◆ **Given information**:
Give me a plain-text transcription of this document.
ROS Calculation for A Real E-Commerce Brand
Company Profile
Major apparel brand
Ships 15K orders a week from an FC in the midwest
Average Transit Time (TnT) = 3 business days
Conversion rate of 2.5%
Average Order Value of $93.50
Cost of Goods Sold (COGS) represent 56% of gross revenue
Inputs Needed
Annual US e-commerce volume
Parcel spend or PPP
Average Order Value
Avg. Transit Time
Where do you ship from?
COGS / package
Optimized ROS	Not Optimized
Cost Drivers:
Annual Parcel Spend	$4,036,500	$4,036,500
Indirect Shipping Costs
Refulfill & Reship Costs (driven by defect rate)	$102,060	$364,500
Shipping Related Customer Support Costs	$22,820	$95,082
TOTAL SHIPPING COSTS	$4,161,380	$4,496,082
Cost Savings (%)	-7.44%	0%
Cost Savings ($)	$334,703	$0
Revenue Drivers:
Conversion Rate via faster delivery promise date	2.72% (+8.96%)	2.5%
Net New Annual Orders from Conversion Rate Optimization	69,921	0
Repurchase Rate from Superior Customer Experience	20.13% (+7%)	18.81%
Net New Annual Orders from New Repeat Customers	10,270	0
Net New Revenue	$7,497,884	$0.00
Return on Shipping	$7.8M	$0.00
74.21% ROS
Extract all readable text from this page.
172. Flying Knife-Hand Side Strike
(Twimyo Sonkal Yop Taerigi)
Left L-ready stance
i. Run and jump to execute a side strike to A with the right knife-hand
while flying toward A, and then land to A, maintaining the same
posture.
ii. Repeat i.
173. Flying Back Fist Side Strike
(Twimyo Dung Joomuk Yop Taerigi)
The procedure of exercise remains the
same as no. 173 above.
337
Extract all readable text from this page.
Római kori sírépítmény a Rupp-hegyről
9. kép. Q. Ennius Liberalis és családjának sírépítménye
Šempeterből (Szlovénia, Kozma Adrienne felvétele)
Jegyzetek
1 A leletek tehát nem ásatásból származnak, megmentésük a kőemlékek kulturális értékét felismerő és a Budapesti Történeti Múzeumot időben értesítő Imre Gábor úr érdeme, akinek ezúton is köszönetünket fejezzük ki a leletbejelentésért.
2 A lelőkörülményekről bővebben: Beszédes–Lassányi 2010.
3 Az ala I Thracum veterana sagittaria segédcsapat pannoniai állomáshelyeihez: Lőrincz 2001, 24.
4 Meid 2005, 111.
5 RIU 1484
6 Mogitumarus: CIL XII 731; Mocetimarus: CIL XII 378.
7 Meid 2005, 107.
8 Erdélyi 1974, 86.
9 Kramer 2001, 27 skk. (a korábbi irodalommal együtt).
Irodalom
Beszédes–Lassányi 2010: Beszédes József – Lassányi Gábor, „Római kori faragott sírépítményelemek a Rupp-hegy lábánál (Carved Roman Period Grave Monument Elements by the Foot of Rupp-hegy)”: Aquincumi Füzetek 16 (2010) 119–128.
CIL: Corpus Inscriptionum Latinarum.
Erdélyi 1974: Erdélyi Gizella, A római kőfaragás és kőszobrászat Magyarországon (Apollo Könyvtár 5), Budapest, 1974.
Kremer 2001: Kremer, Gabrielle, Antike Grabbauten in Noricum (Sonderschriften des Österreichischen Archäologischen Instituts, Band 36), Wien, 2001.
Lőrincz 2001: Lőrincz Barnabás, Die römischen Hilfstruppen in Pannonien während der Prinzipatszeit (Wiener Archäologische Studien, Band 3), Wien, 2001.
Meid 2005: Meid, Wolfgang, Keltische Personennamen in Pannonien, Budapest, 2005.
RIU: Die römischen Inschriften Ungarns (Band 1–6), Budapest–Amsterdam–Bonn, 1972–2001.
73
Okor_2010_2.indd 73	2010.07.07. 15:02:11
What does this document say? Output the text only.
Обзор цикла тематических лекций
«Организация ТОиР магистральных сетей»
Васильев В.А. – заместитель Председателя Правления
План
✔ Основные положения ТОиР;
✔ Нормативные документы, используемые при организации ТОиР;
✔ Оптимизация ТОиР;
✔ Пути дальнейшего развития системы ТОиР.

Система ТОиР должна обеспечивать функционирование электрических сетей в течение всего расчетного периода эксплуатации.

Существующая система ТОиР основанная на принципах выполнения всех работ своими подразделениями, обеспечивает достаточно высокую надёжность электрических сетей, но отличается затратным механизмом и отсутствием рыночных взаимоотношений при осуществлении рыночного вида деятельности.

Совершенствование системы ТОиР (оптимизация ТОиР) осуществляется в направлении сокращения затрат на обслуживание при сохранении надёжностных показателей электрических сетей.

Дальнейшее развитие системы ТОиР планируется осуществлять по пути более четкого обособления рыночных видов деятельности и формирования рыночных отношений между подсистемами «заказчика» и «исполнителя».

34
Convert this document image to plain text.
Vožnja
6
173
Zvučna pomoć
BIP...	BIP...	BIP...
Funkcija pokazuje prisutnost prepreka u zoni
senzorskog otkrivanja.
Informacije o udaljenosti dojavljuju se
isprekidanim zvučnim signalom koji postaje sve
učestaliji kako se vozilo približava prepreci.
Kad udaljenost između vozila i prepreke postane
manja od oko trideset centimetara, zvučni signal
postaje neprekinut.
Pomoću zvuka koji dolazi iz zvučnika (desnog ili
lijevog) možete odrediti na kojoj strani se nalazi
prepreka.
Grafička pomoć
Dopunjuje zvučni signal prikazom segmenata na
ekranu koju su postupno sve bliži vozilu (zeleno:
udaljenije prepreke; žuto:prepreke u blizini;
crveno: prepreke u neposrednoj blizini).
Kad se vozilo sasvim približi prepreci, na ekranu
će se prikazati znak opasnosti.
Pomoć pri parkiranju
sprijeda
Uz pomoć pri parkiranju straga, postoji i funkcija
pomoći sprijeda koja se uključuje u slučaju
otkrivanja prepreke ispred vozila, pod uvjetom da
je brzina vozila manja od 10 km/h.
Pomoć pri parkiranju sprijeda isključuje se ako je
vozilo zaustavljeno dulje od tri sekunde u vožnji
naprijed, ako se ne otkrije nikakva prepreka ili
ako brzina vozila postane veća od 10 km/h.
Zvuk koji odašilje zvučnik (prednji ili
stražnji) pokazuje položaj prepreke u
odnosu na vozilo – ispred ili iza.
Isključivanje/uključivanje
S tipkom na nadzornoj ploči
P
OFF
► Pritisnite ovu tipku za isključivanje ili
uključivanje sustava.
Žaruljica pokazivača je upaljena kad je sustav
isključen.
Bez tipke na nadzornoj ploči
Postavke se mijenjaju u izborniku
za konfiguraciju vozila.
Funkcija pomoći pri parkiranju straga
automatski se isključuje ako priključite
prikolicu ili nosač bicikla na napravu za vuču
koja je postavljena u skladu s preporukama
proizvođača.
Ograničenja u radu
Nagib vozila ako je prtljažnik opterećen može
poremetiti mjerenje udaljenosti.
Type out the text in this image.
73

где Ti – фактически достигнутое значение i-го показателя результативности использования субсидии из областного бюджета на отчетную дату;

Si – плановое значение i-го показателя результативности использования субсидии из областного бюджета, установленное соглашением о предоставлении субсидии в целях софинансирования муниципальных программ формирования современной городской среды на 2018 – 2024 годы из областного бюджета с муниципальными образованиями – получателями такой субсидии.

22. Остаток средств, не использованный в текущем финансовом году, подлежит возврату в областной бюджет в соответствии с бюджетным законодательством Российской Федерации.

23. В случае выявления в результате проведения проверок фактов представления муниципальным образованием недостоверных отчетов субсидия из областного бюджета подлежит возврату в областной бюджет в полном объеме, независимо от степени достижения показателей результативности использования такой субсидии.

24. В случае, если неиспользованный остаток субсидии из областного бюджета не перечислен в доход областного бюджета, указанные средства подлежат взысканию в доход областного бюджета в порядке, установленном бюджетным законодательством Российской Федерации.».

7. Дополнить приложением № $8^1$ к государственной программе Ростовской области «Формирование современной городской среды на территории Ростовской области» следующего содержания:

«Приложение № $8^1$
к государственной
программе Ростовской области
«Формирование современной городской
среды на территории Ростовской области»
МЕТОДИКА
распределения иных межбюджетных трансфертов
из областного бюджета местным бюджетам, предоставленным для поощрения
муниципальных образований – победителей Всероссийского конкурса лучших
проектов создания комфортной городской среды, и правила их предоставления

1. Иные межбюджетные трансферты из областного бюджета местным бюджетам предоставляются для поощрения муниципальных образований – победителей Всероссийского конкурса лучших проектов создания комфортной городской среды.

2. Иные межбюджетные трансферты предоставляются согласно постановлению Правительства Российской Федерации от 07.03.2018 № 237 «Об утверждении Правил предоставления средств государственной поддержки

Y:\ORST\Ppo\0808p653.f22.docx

◆ **Task requirements**: Count the lines in the records above that contain the word "prepreke", and give only the number.

◆ **Full answer**: 5